__Material for this exercise__.
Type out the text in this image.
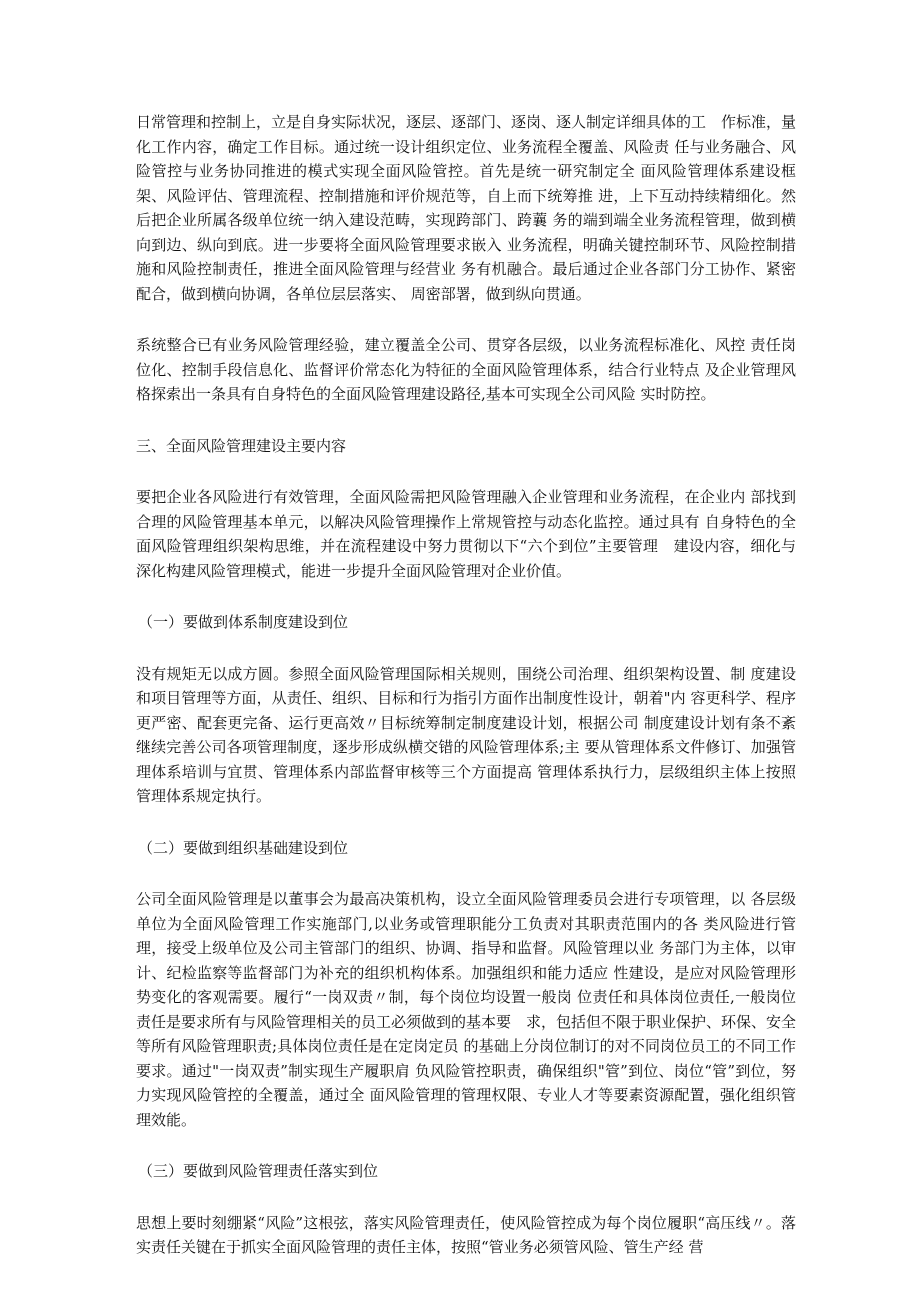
日常管理和控制上，立是自身实际状况，逐层、逐部门、逐岗、逐人制定详细具体的工　作标准，量化工作内容，确定工作目标。通过统一设计组织定位、业务流程全覆盖、风险责 任与业务融合、风险管控与业务协同推进的模式实现全面风险管控。首先是统一研究制定全 面风险管理体系建设框架、风险评估、管理流程、控制措施和评价规范等，自上而下统筹推 进，上下互动持续精细化。然后把企业所属各级单位统一纳入建设范畴，实现跨部门、跨蘘 务的端到端全业务流程管理，做到横向到边、纵向到底。进一步要将全面风险管理要求嵌入 业务流程，明确关键控制环节、风险控制措施和风险控制责任，推进全面风险管理与经营业 务有机融合。最后通过企业各部门分工协作、紧密配合，做到横向协调，各单位层层落实、 周密部署，做到纵向贯通。

系统整合已有业务风险管理经验，建立覆盖全公司、贯穿各层级，以业务流程标准化、风控 责任岗位化、控制手段信息化、监督评价常态化为特征的全面风险管理体系，结合行业特点 及企业管理风格探索出一条具有自身特色的全面风险管理建设路径,基本可实现全公司风险 实时防控。

三、全面风险管理建设主要内容

要把企业各风险进行有效管理，全面风险需把风险管理融入企业管理和业务流程，在企业内 部找到合理的风险管理基本单元，以解决风险管理操作上常规管控与动态化监控。通过具有 自身特色的全面风险管理组织架构思维，并在流程建设中努力贯彻以下“六个到位”主要管理　建设内容，细化与深化构建风险管理模式，能进一步提升全面风险管理对企业价值。

（一）要做到体系制度建设到位

没有规矩无以成方圆。参照全面风险管理国际相关规则，围绕公司治理、组织架构设置、制 度建设和项目管理等方面，从责任、组织、目标和行为指引方面作出制度性设计，朝着"内 容更科学、程序更严密、配套更完备、运行更高效〃目标统筹制定制度建设计划，根据公司 制度建设计划有条不紊继续完善公司各项管理制度，逐步形成纵横交错的风险管理体系;主 要从管理体系文件修订、加强管理体系培训与宜贯、管理体系内部监督审核等三个方面提高 管理体系执行力，层级组织主体上按照管理体系规定执行。

（二）要做到组织基础建设到位

公司全面风险管理是以董事会为最高决策机构，设立全面风险管理委员会进行专项管理，以 各层级单位为全面风险管理工作实施部门,以业务或管理职能分工负责对其职责范围内的各 类风险进行管理，接受上级单位及公司主管部门的组织、协调、指导和监督。风险管理以业 务部门为主体，以审计、纪检监察等监督部门为补充的组织机构体系。加强组织和能力适应 性建设，是应对风险管理形势变化的客观需要。履行“一岗双责〃制，每个岗位均设置一般岗 位责任和具体岗位责任,一般岗位责任是要求所有与风险管理相关的员工必须做到的基本要　求，包括但不限于职业保护、环保、安全等所有风险管理职责;具体岗位责任是在定岗定员 的基础上分岗位制订的对不同岗位员工的不同工作要求。通过"一岗双责”制实现生产履职肩 负风险管控职责，确保组织"管”到位、岗位“管”到位，努力实现风险管控的全覆盖，通过全 面风险管理的管理权限、专业人才等要素资源配置，强化组织管理效能。

（三）要做到风险管理责任落实到位

思想上要时刻绷紧“风险”这根弦，落实风险管理责任，使风险管控成为每个岗位履职“高压线〃。落实责任关键在于抓实全面风险管理的责任主体，按照“管业务必须管风险、管生产经 营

__Exercise requirements__. Return all the entries word for word, but omit any pictures they contain.

__Correct response__.
Type out the text in this image.
日常管理和控制上，立是自身实际状况，逐层、逐部门、逐岗、逐人制定详细具体的工　作标准，量化工作内容，确定工作目标。通过统一设计组织定位、业务流程全覆盖、风险责 任与业务融合、风险管控与业务协同推进的模式实现全面风险管控。首先是统一研究制定全 面风险管理体系建设框架、风险评估、管理流程、控制措施和评价规范等，自上而下统筹推 进，上下互动持续精细化。然后把企业所属各级单位统一纳入建设范畴，实现跨部门、跨蘘 务的端到端全业务流程管理，做到横向到边、纵向到底。进一步要将全面风险管理要求嵌入 业务流程，明确关键控制环节、风险控制措施和风险控制责任，推进全面风险管理与经营业 务有机融合。最后通过企业各部门分工协作、紧密配合，做到横向协调，各单位层层落实、 周密部署，做到纵向贯通。

系统整合已有业务风险管理经验，建立覆盖全公司、贯穿各层级，以业务流程标准化、风控 责任岗位化、控制手段信息化、监督评价常态化为特征的全面风险管理体系，结合行业特点 及企业管理风格探索出一条具有自身特色的全面风险管理建设路径,基本可实现全公司风险 实时防控。

三、全面风险管理建设主要内容

要把企业各风险进行有效管理，全面风险需把风险管理融入企业管理和业务流程，在企业内 部找到合理的风险管理基本单元，以解决风险管理操作上常规管控与动态化监控。通过具有 自身特色的全面风险管理组织架构思维，并在流程建设中努力贯彻以下“六个到位”主要管理　建设内容，细化与深化构建风险管理模式，能进一步提升全面风险管理对企业价值。

（一）要做到体系制度建设到位

没有规矩无以成方圆。参照全面风险管理国际相关规则，围绕公司治理、组织架构设置、制 度建设和项目管理等方面，从责任、组织、目标和行为指引方面作出制度性设计，朝着"内 容更科学、程序更严密、配套更完备、运行更高效〃目标统筹制定制度建设计划，根据公司 制度建设计划有条不紊继续完善公司各项管理制度，逐步形成纵横交错的风险管理体系;主 要从管理体系文件修订、加强管理体系培训与宜贯、管理体系内部监督审核等三个方面提高 管理体系执行力，层级组织主体上按照管理体系规定执行。

（二）要做到组织基础建设到位

公司全面风险管理是以董事会为最高决策机构，设立全面风险管理委员会进行专项管理，以 各层级单位为全面风险管理工作实施部门,以业务或管理职能分工负责对其职责范围内的各 类风险进行管理，接受上级单位及公司主管部门的组织、协调、指导和监督。风险管理以业 务部门为主体，以审计、纪检监察等监督部门为补充的组织机构体系。加强组织和能力适应 性建设，是应对风险管理形势变化的客观需要。履行“一岗双责〃制，每个岗位均设置一般岗 位责任和具体岗位责任,一般岗位责任是要求所有与风险管理相关的员工必须做到的基本要　求，包括但不限于职业保护、环保、安全等所有风险管理职责;具体岗位责任是在定岗定员 的基础上分岗位制订的对不同岗位员工的不同工作要求。通过"一岗双责”制实现生产履职肩 负风险管控职责，确保组织"管”到位、岗位“管”到位，努力实现风险管控的全覆盖，通过全 面风险管理的管理权限、专业人才等要素资源配置，强化组织管理效能。

（三）要做到风险管理责任落实到位

思想上要时刻绷紧“风险”这根弦，落实风险管理责任，使风险管控成为每个岗位履职“高压线〃。落实责任关键在于抓实全面风险管理的责任主体，按照“管业务必须管风险、管生产经 营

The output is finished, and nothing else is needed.